=== Task objective ===
Copy the records word for word, from the start of the records through the line that contains "- table-row[interactable]: Sonstige Artikel Golf TG TGEK25".

=== Listing ===
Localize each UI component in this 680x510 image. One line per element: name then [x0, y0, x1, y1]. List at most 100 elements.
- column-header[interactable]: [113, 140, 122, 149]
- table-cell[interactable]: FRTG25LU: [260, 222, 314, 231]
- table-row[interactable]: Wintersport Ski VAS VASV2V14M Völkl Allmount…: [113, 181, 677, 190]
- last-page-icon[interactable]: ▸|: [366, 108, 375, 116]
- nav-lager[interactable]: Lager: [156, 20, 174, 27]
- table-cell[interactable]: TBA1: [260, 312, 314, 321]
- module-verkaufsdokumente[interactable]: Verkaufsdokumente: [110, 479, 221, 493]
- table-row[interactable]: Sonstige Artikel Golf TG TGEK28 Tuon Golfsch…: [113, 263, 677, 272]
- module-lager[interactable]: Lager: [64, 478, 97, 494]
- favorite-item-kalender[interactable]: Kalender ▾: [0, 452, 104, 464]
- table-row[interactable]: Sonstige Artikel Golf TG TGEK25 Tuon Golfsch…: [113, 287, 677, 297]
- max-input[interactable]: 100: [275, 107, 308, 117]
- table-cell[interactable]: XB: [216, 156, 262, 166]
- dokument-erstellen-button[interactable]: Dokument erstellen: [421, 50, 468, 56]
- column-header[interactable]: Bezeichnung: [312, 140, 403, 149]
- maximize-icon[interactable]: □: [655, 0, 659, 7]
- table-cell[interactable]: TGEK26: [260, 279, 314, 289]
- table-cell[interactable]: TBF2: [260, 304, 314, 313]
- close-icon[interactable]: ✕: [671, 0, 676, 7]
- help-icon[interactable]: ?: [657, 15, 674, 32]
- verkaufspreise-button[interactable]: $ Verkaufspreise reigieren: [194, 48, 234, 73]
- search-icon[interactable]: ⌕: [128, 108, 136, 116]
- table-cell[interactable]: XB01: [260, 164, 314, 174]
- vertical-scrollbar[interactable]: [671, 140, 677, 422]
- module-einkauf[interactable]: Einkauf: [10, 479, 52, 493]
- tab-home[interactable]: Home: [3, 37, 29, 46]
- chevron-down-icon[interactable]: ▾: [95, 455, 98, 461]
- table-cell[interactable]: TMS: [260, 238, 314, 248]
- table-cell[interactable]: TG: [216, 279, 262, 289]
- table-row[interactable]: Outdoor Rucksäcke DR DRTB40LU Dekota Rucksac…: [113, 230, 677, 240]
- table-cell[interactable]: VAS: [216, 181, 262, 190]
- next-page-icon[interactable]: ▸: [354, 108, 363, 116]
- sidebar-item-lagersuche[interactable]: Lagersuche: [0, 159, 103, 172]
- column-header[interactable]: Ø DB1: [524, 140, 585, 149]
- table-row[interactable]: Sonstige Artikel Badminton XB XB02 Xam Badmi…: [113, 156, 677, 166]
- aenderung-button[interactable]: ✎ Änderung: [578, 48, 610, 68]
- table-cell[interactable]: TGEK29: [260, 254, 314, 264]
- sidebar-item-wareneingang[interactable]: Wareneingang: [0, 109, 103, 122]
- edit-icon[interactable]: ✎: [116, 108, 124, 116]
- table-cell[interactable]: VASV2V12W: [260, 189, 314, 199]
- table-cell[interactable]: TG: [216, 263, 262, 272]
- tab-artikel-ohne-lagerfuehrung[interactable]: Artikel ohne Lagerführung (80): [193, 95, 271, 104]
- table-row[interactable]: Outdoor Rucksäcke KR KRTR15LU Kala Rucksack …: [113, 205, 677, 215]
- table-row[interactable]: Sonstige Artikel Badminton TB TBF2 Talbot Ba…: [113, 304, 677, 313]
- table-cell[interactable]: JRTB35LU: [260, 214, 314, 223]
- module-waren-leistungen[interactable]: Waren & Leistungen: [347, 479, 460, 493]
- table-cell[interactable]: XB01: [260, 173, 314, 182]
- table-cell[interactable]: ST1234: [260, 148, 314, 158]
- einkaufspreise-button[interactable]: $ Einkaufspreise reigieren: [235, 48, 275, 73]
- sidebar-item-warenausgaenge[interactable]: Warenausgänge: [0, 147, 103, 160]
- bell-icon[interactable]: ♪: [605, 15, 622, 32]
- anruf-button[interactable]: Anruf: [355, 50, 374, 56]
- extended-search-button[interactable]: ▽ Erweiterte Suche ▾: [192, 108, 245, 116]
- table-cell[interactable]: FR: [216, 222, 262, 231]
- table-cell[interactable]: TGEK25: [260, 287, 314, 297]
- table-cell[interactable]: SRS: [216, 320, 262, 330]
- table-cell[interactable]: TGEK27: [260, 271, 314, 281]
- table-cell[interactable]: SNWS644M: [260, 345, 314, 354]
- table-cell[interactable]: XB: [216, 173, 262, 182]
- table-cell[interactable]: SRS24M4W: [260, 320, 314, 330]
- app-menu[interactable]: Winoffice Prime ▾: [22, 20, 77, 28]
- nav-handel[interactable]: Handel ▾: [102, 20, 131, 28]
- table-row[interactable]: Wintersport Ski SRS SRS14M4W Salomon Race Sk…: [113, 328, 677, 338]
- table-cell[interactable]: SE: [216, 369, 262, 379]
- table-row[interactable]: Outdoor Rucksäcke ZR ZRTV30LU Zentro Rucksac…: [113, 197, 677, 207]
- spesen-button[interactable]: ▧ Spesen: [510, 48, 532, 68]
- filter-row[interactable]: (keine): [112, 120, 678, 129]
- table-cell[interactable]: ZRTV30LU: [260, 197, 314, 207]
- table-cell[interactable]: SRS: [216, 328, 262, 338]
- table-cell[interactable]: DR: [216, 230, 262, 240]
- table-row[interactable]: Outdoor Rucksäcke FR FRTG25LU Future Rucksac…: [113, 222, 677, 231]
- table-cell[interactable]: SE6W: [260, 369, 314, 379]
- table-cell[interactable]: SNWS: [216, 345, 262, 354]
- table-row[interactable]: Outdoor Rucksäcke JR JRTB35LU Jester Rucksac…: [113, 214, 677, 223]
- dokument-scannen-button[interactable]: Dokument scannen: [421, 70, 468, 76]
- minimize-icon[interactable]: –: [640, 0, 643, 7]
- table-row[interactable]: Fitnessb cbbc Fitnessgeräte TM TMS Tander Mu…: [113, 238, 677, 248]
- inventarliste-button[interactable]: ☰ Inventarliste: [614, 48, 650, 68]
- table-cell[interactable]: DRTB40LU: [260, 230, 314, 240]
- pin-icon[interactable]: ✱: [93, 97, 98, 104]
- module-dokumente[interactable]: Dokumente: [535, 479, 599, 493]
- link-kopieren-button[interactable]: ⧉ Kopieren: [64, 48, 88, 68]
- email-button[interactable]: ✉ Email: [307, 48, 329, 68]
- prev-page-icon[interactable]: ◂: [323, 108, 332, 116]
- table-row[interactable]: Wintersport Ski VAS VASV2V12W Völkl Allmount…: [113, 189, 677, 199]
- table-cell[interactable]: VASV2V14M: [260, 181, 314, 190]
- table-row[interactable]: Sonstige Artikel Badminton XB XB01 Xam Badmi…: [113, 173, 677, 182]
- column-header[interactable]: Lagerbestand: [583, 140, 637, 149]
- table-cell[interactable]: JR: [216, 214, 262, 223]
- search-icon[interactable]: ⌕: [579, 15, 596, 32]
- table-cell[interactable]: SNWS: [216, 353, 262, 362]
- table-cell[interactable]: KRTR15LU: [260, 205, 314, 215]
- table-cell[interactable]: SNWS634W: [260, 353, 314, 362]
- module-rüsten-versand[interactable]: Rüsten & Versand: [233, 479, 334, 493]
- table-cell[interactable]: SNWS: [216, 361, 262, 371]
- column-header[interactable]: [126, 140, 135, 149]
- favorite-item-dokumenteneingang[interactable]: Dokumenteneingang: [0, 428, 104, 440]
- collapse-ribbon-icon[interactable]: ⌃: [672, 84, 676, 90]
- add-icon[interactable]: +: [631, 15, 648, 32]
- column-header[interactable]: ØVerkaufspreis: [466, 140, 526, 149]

=== Task output ===
Localize each UI component in this 680x510 image. One line per element: name then [x0, y0, x1, y1]. List at most 100 elements.
- column-header[interactable]: [113, 140, 122, 149]
- table-cell[interactable]: FRTG25LU: [260, 222, 314, 231]
- table-row[interactable]: Wintersport Ski VAS VASV2V14M Völkl Allmount…: [113, 181, 677, 190]
- last-page-icon[interactable]: ▸|: [366, 108, 375, 116]
- nav-lager[interactable]: Lager: [156, 20, 174, 27]
- table-cell[interactable]: TBA1: [260, 312, 314, 321]
- module-verkaufsdokumente[interactable]: Verkaufsdokumente: [110, 479, 221, 493]
- table-row[interactable]: Sonstige Artikel Golf TG TGEK28 Tuon Golfsch…: [113, 263, 677, 272]
- module-lager[interactable]: Lager: [64, 478, 97, 494]
- favorite-item-kalender[interactable]: Kalender ▾: [0, 452, 104, 464]
- table-row[interactable]: Sonstige Artikel Golf TG TGEK25 Tuon Golfsch…: [113, 287, 677, 297]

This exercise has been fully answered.